- _What is asked_:
Go through the entries one line at a time, and gather every line that has the word "text".

┄┄┄┄┄┄

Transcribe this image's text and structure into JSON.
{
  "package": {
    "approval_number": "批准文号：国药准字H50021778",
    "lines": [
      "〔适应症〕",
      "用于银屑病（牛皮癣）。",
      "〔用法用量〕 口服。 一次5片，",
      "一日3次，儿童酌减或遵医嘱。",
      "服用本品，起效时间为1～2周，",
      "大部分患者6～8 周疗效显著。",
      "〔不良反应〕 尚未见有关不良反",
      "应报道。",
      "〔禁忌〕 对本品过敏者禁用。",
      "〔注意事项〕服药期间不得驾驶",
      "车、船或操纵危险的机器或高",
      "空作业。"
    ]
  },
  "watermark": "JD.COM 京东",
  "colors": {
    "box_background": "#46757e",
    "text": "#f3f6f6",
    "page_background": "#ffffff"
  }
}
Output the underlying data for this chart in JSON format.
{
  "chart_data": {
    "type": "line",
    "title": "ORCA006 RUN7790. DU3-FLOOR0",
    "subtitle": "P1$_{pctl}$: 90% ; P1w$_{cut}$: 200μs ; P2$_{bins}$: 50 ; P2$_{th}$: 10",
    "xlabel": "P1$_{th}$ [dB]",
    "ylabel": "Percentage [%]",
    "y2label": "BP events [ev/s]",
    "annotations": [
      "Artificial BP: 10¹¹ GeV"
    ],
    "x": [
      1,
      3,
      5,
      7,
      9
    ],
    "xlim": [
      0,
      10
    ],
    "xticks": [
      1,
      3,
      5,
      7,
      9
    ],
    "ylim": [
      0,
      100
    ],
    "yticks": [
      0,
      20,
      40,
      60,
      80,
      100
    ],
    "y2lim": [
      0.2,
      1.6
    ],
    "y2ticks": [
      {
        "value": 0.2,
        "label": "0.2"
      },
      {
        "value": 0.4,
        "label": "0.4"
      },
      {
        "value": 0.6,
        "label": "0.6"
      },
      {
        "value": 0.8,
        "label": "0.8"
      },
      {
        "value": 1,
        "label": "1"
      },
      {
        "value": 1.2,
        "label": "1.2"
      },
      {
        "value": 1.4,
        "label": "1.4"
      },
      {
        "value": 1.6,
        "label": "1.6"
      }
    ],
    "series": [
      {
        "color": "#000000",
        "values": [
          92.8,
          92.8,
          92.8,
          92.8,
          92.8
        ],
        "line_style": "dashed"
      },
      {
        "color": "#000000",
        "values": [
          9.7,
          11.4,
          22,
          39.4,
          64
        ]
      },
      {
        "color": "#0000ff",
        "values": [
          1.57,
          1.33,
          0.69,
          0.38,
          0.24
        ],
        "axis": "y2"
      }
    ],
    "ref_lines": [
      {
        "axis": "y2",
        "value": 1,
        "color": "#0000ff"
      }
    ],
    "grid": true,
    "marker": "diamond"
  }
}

┄┄┄┄┄┄

- _Answer to this problem_:
Transcribe this image's text and structure into JSON.
    "text": "#f3f6f6",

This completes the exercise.